**Requirements:**
Set out the rows from the line with "Localize all elements." to the line with "envelope-fit bbox=[157, 426, 761, 494]" as a JSON list of strings, one string per line, skipping blank lines and leaving out the pictures.

-- BEGIN Data to process --

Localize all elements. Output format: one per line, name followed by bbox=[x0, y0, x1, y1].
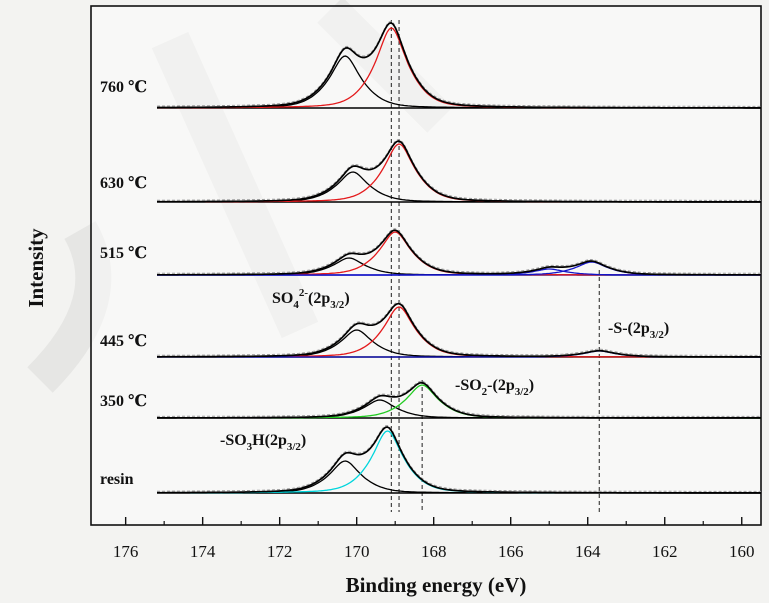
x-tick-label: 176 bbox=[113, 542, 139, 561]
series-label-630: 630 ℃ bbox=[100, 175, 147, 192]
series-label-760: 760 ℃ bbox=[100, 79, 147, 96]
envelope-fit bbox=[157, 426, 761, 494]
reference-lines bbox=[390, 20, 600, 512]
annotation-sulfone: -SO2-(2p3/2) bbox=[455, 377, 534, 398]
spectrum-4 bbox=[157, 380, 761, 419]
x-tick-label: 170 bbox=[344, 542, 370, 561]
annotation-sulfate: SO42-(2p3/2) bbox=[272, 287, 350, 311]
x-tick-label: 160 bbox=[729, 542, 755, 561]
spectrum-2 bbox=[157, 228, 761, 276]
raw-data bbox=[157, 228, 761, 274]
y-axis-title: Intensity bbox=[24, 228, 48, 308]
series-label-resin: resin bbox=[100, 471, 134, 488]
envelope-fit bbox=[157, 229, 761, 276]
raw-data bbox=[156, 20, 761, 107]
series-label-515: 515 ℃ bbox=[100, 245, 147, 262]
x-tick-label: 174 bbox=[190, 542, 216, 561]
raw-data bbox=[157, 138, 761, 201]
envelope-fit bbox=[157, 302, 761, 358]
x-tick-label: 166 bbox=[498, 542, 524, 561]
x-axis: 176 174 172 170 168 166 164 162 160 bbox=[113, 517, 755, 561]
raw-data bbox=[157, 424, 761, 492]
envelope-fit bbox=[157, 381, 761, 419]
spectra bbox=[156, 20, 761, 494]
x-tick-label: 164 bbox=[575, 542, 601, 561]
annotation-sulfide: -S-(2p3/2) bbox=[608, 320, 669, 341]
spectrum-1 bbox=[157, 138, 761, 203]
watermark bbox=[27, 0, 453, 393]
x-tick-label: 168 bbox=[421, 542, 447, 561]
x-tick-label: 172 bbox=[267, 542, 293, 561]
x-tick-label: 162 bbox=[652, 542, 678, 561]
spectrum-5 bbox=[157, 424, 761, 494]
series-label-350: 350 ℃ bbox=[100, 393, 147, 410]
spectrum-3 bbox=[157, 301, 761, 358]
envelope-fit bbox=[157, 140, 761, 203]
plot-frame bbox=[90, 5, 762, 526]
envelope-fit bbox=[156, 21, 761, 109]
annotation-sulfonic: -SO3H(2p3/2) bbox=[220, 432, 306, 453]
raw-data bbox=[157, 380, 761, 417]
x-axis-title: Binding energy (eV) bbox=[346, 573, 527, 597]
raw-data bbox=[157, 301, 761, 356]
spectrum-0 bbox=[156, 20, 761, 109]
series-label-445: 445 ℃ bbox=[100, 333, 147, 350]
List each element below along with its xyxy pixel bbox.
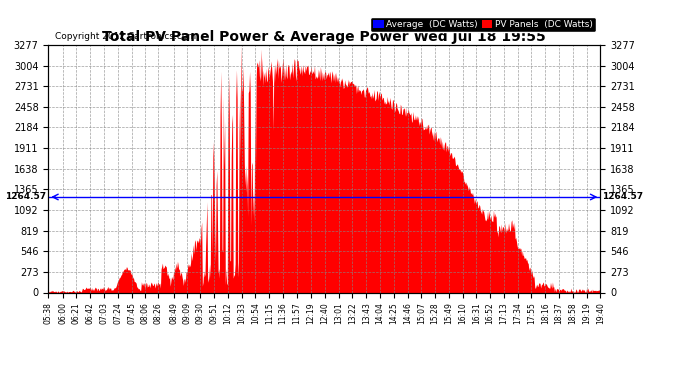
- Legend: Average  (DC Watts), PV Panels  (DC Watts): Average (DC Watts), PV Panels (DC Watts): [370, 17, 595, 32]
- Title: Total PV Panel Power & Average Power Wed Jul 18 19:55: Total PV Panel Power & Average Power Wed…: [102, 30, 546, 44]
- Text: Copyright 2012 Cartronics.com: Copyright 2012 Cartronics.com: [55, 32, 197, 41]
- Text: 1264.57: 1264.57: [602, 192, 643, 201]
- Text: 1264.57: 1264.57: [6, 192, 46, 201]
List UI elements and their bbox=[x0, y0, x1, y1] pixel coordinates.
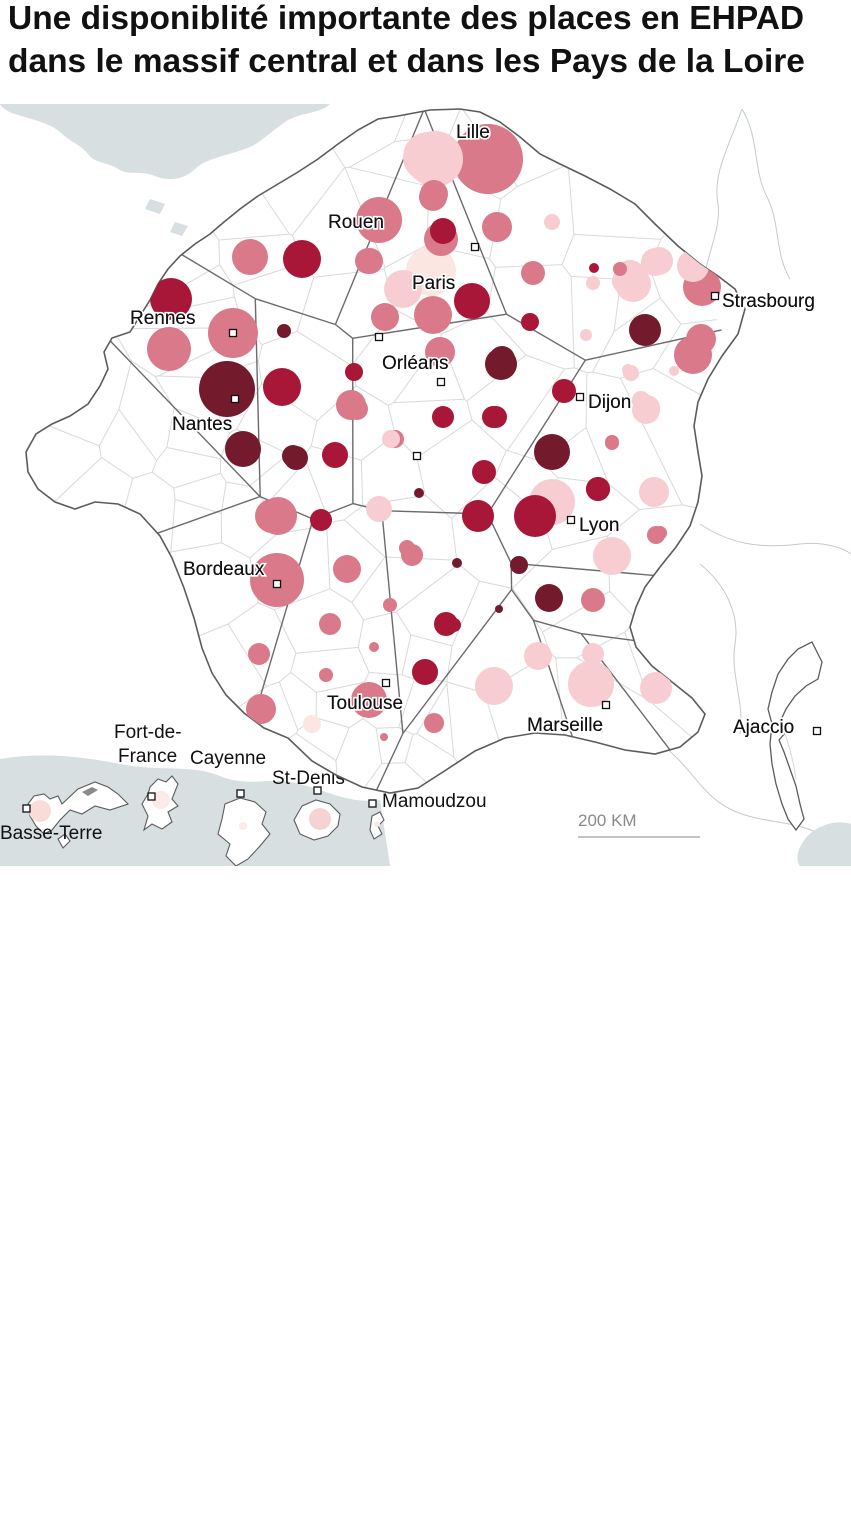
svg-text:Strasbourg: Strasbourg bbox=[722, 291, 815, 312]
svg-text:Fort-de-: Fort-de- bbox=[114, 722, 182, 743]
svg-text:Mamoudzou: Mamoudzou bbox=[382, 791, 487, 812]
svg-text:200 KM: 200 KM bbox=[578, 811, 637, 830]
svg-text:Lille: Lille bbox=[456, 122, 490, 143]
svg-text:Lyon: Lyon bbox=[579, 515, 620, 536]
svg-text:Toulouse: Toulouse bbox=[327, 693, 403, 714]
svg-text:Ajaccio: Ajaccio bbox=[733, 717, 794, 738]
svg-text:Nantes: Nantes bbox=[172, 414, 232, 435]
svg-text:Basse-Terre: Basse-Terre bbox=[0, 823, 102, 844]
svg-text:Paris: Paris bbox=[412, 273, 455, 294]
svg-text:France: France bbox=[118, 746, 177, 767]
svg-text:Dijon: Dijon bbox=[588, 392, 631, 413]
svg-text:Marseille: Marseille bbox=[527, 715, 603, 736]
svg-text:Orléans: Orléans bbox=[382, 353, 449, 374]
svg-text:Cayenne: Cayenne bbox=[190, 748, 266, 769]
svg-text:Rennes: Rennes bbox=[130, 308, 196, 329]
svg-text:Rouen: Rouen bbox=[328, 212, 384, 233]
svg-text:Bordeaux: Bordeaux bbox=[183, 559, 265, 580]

-- END Data to process --
-- BEGIN Data to process --

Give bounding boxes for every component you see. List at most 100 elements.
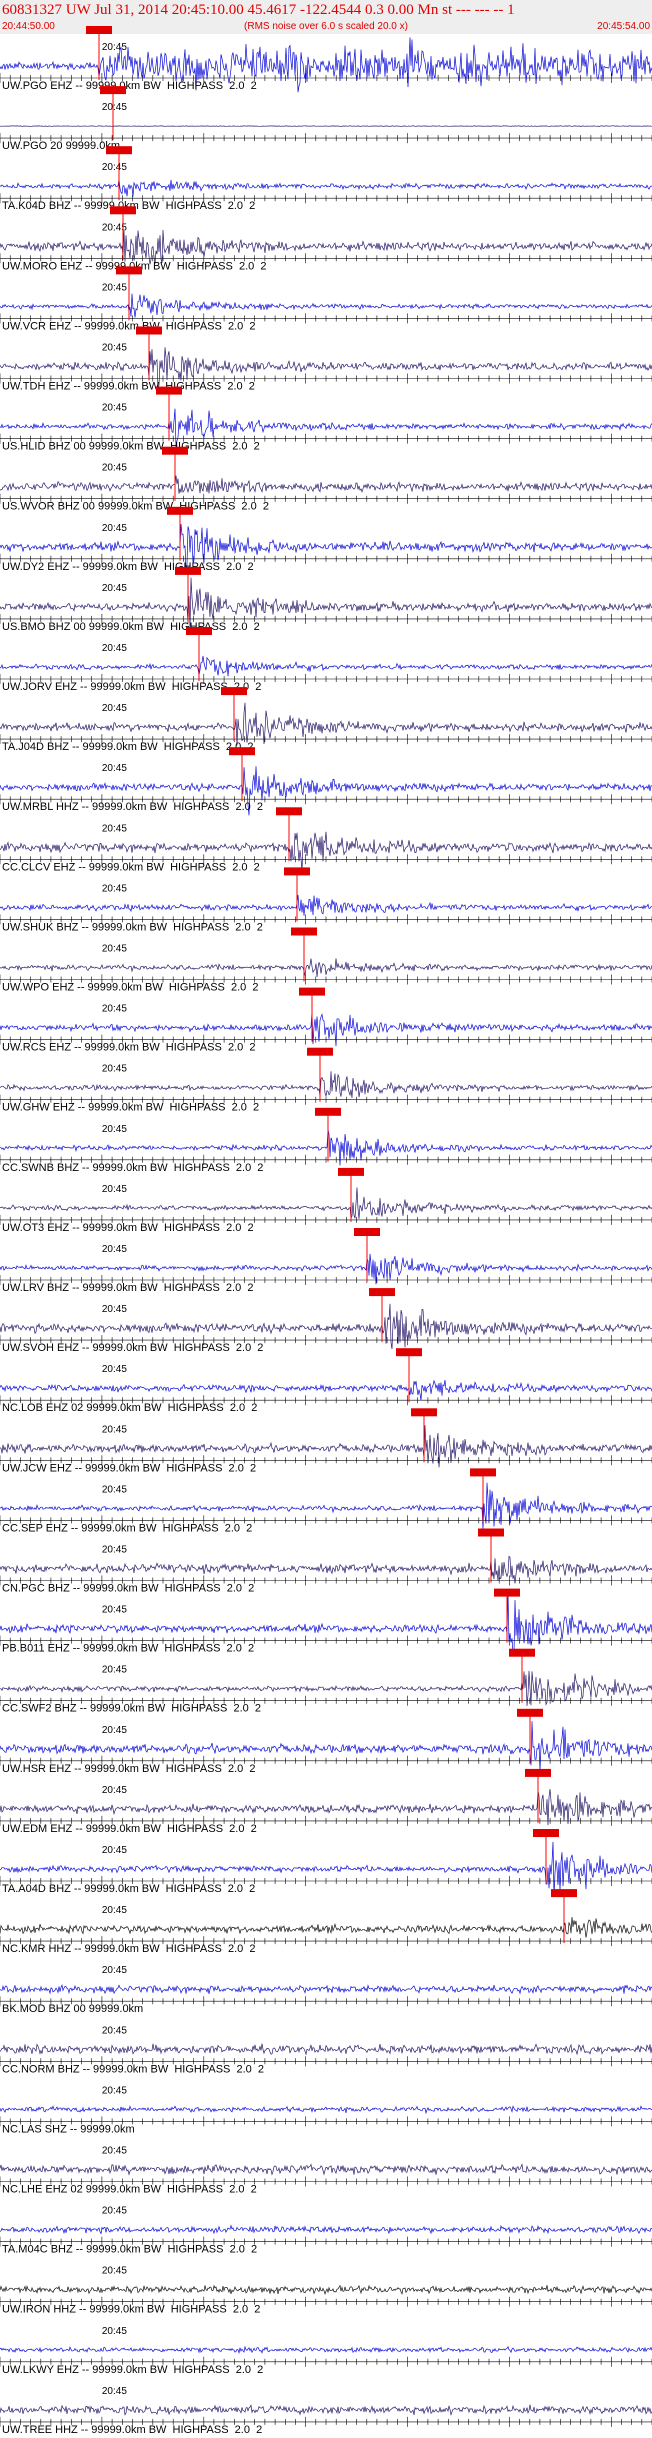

-- END Data to process --

**Task output:**
[
  "Localize all elements. Output format: one per line, name followed by bbox=[x0, y0, x1, y1].",
  "x-tick-label: 176 bbox=[113, 542, 139, 561]",
  "series-label-630: 630 ℃ bbox=[100, 175, 147, 192]",
  "series-label-760: 760 ℃ bbox=[100, 79, 147, 96]",
  "envelope-fit bbox=[157, 426, 761, 494]"
]